╭─ EXERCISE MATERIAL
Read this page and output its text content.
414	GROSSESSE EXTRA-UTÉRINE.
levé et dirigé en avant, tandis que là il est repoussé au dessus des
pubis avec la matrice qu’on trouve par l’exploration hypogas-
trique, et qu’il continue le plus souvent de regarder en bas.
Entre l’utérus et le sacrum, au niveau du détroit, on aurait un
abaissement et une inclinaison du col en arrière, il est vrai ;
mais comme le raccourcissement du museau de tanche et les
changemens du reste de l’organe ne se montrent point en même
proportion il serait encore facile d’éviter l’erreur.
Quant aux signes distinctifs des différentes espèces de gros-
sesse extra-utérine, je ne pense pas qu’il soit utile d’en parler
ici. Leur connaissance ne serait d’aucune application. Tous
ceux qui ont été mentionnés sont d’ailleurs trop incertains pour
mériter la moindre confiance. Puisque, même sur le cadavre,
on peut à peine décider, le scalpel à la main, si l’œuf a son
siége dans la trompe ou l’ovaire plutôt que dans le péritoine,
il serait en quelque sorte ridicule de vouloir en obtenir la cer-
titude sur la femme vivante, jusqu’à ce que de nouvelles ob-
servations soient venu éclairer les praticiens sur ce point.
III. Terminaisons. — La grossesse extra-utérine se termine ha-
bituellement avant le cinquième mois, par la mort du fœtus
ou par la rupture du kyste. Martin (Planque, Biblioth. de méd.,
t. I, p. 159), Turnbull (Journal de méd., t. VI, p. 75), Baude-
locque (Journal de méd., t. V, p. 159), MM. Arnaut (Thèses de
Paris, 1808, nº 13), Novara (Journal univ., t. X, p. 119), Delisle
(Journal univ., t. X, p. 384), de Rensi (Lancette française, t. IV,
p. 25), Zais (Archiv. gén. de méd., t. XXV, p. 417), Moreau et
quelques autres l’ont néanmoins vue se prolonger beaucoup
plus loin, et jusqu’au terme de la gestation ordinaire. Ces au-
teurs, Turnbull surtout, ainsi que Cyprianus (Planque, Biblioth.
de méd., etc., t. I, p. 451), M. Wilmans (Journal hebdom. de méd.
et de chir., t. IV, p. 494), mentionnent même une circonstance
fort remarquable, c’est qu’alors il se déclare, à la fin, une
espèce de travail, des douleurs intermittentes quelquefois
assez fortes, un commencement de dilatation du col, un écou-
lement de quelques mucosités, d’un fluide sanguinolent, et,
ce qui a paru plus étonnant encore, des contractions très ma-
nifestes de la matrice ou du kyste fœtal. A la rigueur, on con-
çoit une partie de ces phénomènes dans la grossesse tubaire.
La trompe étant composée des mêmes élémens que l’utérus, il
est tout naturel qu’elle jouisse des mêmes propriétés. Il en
╰─
Write out all the data again, exactly as it appears.

Read this page and output its text content.
414	GROSSESSE EXTRA-UTÉRINE.
levé et dirigé en avant, tandis que là il est repoussé au dessus des
pubis avec la matrice qu’on trouve par l’exploration hypogas-
trique, et qu’il continue le plus souvent de regarder en bas.
Entre l’utérus et le sacrum, au niveau du détroit, on aurait un
abaissement et une inclinaison du col en arrière, il est vrai ;
mais comme le raccourcissement du museau de tanche et les
changemens du reste de l’organe ne se montrent point en même
proportion il serait encore facile d’éviter l’erreur.
Quant aux signes distinctifs des différentes espèces de gros-
sesse extra-utérine, je ne pense pas qu’il soit utile d’en parler
ici. Leur connaissance ne serait d’aucune application. Tous
ceux qui ont été mentionnés sont d’ailleurs trop incertains pour
mériter la moindre confiance. Puisque, même sur le cadavre,
on peut à peine décider, le scalpel à la main, si l’œuf a son
siége dans la trompe ou l’ovaire plutôt que dans le péritoine,
il serait en quelque sorte ridicule de vouloir en obtenir la cer-
titude sur la femme vivante, jusqu’à ce que de nouvelles ob-
servations soient venu éclairer les praticiens sur ce point.
III. Terminaisons. — La grossesse extra-utérine se termine ha-
bituellement avant le cinquième mois, par la mort du fœtus
ou par la rupture du kyste. Martin (Planque, Biblioth. de méd.,
t. I, p. 159), Turnbull (Journal de méd., t. VI, p. 75), Baude-
locque (Journal de méd., t. V, p. 159), MM. Arnaut (Thèses de
Paris, 1808, nº 13), Novara (Journal univ., t. X, p. 119), Delisle
(Journal univ., t. X, p. 384), de Rensi (Lancette française, t. IV,
p. 25), Zais (Archiv. gén. de méd., t. XXV, p. 417), Moreau et
quelques autres l’ont néanmoins vue se prolonger beaucoup
plus loin, et jusqu’au terme de la gestation ordinaire. Ces au-
teurs, Turnbull surtout, ainsi que Cyprianus (Planque, Biblioth.
de méd., etc., t. I, p. 451), M. Wilmans (Journal hebdom. de méd.
et de chir., t. IV, p. 494), mentionnent même une circonstance
fort remarquable, c’est qu’alors il se déclare, à la fin, une
espèce de travail, des douleurs intermittentes quelquefois
assez fortes, un commencement de dilatation du col, un écou-
lement de quelques mucosités, d’un fluide sanguinolent, et,
ce qui a paru plus étonnant encore, des contractions très ma-
nifestes de la matrice ou du kyste fœtal. A la rigueur, on con-
çoit une partie de ces phénomènes dans la grossesse tubaire.
La trompe étant composée des mêmes élémens que l’utérus, il
est tout naturel qu’elle jouisse des mêmes propriétés. Il en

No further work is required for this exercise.